## GIVEN INSTRUCTION
Using the listing below, please gather every line containing the word "朕独爱之如一".

══ RECORDED INFORMATION

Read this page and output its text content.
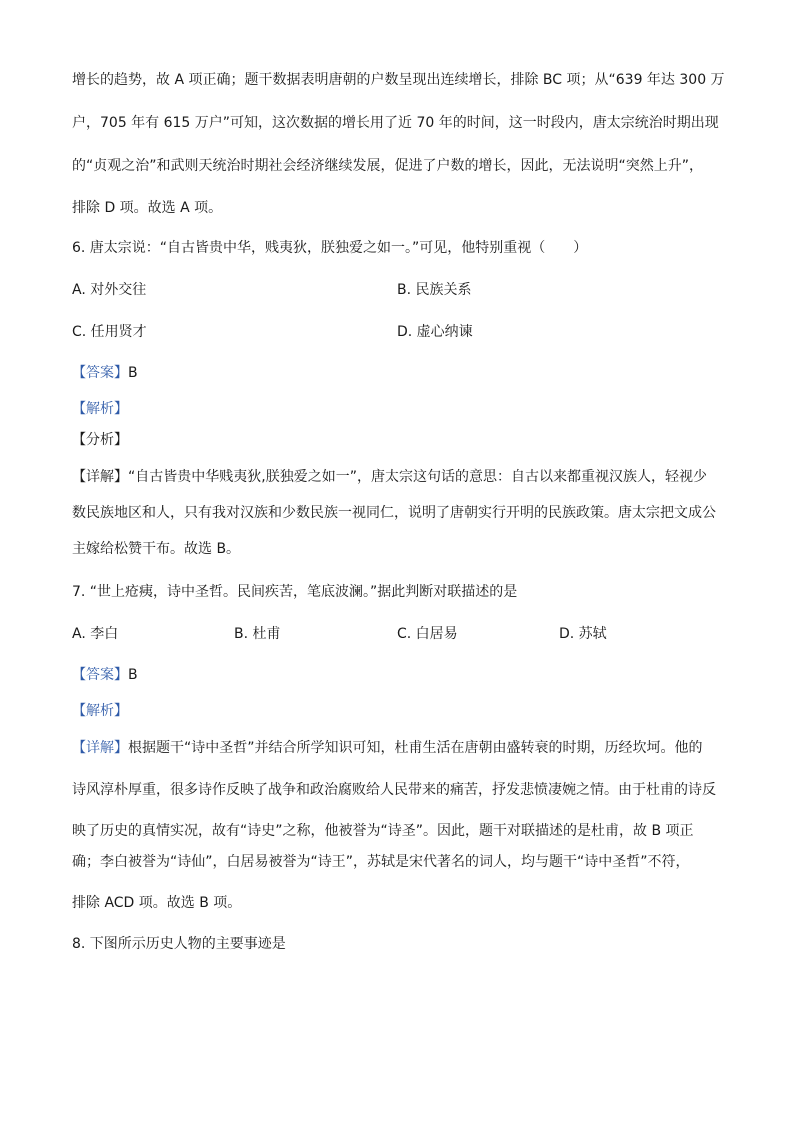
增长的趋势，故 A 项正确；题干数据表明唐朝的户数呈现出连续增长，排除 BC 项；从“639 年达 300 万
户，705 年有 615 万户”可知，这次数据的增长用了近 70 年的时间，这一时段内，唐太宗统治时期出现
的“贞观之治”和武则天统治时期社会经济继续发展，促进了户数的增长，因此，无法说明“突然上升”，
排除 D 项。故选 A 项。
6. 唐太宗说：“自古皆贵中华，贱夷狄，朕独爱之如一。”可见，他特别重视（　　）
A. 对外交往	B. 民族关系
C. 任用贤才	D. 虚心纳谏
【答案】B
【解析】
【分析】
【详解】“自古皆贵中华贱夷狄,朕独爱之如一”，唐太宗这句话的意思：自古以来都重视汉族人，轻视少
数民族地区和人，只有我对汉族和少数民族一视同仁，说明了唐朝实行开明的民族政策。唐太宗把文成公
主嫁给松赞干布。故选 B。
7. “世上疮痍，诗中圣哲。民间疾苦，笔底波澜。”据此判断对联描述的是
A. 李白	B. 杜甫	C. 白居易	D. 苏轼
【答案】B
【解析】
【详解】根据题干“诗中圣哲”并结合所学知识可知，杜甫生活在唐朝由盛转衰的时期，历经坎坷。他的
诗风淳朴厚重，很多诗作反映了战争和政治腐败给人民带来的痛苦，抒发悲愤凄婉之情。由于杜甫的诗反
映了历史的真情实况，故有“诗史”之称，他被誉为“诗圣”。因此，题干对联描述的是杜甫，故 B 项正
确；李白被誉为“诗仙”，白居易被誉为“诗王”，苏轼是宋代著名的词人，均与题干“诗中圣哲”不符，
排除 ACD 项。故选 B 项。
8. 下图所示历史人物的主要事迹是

════
══ RECORDED INFORMATION

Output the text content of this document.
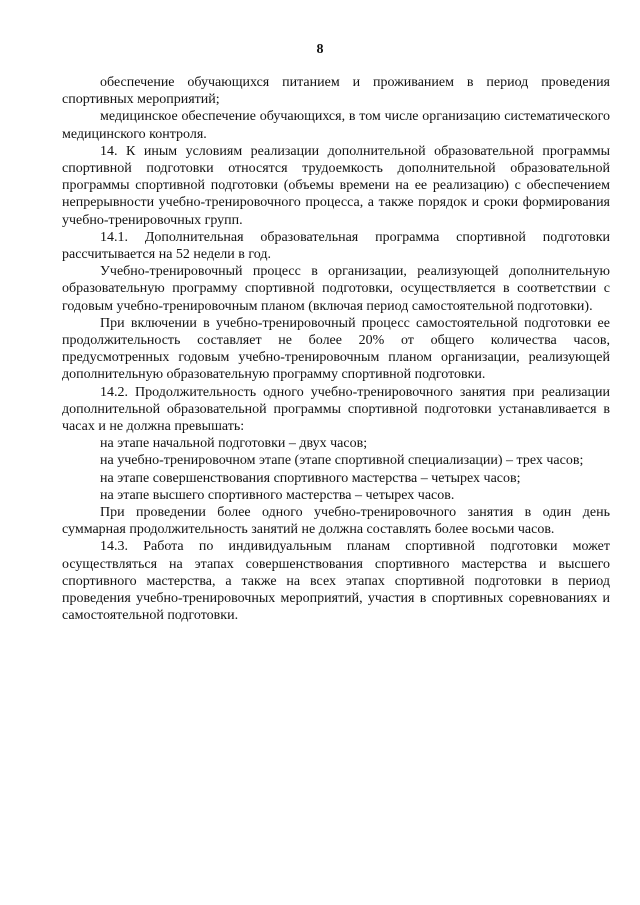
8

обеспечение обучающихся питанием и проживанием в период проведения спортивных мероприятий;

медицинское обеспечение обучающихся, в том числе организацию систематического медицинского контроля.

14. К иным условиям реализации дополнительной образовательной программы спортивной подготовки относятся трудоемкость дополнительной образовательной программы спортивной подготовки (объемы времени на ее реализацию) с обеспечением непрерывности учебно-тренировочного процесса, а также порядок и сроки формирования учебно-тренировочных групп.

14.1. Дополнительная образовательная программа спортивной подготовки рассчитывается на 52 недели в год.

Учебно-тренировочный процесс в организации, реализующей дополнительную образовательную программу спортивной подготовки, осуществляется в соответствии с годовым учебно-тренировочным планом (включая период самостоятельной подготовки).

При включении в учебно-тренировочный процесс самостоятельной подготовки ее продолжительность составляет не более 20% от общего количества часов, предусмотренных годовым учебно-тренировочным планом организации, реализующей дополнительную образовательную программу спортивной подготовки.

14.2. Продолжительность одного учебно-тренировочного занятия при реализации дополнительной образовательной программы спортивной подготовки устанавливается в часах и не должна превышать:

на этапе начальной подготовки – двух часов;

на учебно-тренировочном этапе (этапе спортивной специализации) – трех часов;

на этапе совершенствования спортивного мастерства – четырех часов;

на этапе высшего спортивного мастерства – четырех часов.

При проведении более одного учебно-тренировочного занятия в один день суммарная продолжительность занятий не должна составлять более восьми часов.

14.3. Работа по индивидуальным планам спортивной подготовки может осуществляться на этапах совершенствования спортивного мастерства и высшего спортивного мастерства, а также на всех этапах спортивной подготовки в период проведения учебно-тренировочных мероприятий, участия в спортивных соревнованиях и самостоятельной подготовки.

════

## SOLUTION TO THE PROBLEM
6. 唐太宗说：“自古皆贵中华，贱夷狄，朕独爱之如一。”可见，他特别重视（　　）
【详解】“自古皆贵中华贱夷狄,朕独爱之如一”，唐太宗这句话的意思：自古以来都重视汉族人，轻视少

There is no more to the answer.